Given request |
Find the string "Clase" in the entries and copy each line that has it.

────────

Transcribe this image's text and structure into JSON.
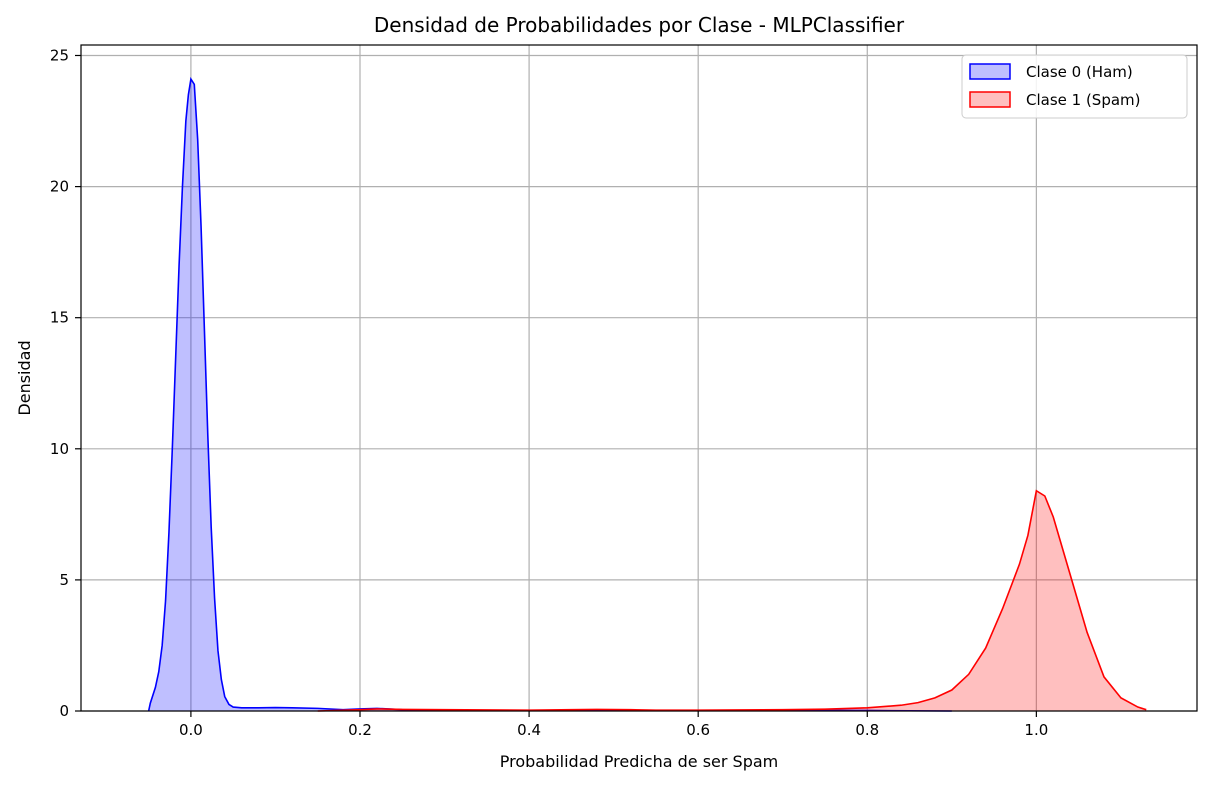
{
  "chart_data": {
    "type": "area",
    "title": "Densidad de Probabilidades por Clase - MLPClassifier",
    "xlabel": "Probabilidad Predicha de ser Spam",
    "ylabel": "Densidad",
    "xlim": [
      -0.13,
      1.19
    ],
    "ylim": [
      0,
      25.4
    ],
    "x_ticks": [
      0.0,
      0.2,
      0.4,
      0.6,
      0.8,
      1.0
    ],
    "x_tick_labels": [
      "0.0",
      "0.2",
      "0.4",
      "0.6",
      "0.8",
      "1.0"
    ],
    "y_ticks": [
      0,
      5,
      10,
      15,
      20,
      25
    ],
    "y_tick_labels": [
      "0",
      "5",
      "10",
      "15",
      "20",
      "25"
    ],
    "grid": true,
    "legend_position": "top-right",
    "series": [
      {
        "name": "Clase 0 (Ham)",
        "line_color": "#0000ff",
        "fill_color": "#0000ff",
        "fill_opacity": 0.25,
        "points": [
          [
            -0.05,
            0.0
          ],
          [
            -0.048,
            0.3
          ],
          [
            -0.045,
            0.6
          ],
          [
            -0.042,
            0.9
          ],
          [
            -0.038,
            1.5
          ],
          [
            -0.034,
            2.5
          ],
          [
            -0.03,
            4.2
          ],
          [
            -0.026,
            6.8
          ],
          [
            -0.022,
            10.0
          ],
          [
            -0.018,
            13.5
          ],
          [
            -0.014,
            17.0
          ],
          [
            -0.01,
            20.0
          ],
          [
            -0.006,
            22.5
          ],
          [
            -0.003,
            23.5
          ],
          [
            0.0,
            24.1
          ],
          [
            0.004,
            23.9
          ],
          [
            0.008,
            21.8
          ],
          [
            0.012,
            18.5
          ],
          [
            0.016,
            14.5
          ],
          [
            0.02,
            10.5
          ],
          [
            0.024,
            7.0
          ],
          [
            0.028,
            4.3
          ],
          [
            0.032,
            2.3
          ],
          [
            0.036,
            1.2
          ],
          [
            0.04,
            0.55
          ],
          [
            0.045,
            0.25
          ],
          [
            0.05,
            0.15
          ],
          [
            0.06,
            0.12
          ],
          [
            0.08,
            0.12
          ],
          [
            0.1,
            0.13
          ],
          [
            0.12,
            0.12
          ],
          [
            0.15,
            0.1
          ],
          [
            0.18,
            0.05
          ],
          [
            0.2,
            0.08
          ],
          [
            0.22,
            0.1
          ],
          [
            0.25,
            0.05
          ],
          [
            0.3,
            0.03
          ],
          [
            0.35,
            0.02
          ],
          [
            0.4,
            0.02
          ],
          [
            0.45,
            0.03
          ],
          [
            0.5,
            0.03
          ],
          [
            0.55,
            0.02
          ],
          [
            0.6,
            0.02
          ],
          [
            0.7,
            0.02
          ],
          [
            0.8,
            0.02
          ],
          [
            0.85,
            0.01
          ],
          [
            0.9,
            0.0
          ]
        ]
      },
      {
        "name": "Clase 1 (Spam)",
        "line_color": "#ff0000",
        "fill_color": "#ff0000",
        "fill_opacity": 0.25,
        "points": [
          [
            0.15,
            0.0
          ],
          [
            0.2,
            0.05
          ],
          [
            0.22,
            0.08
          ],
          [
            0.25,
            0.06
          ],
          [
            0.3,
            0.05
          ],
          [
            0.35,
            0.04
          ],
          [
            0.4,
            0.03
          ],
          [
            0.45,
            0.05
          ],
          [
            0.48,
            0.06
          ],
          [
            0.52,
            0.05
          ],
          [
            0.55,
            0.03
          ],
          [
            0.6,
            0.03
          ],
          [
            0.65,
            0.04
          ],
          [
            0.7,
            0.05
          ],
          [
            0.75,
            0.07
          ],
          [
            0.8,
            0.12
          ],
          [
            0.84,
            0.22
          ],
          [
            0.86,
            0.32
          ],
          [
            0.88,
            0.5
          ],
          [
            0.9,
            0.8
          ],
          [
            0.92,
            1.4
          ],
          [
            0.94,
            2.4
          ],
          [
            0.96,
            3.9
          ],
          [
            0.98,
            5.6
          ],
          [
            0.99,
            6.7
          ],
          [
            1.0,
            8.4
          ],
          [
            1.01,
            8.2
          ],
          [
            1.02,
            7.4
          ],
          [
            1.04,
            5.2
          ],
          [
            1.06,
            3.0
          ],
          [
            1.08,
            1.3
          ],
          [
            1.1,
            0.5
          ],
          [
            1.12,
            0.15
          ],
          [
            1.13,
            0.05
          ]
        ]
      }
    ]
  }
}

────────

The answer |
    "title": "Densidad de Probabilidades por Clase - MLPClassifier",
        "name": "Clase 0 (Ham)",
        "name": "Clase 1 (Spam)",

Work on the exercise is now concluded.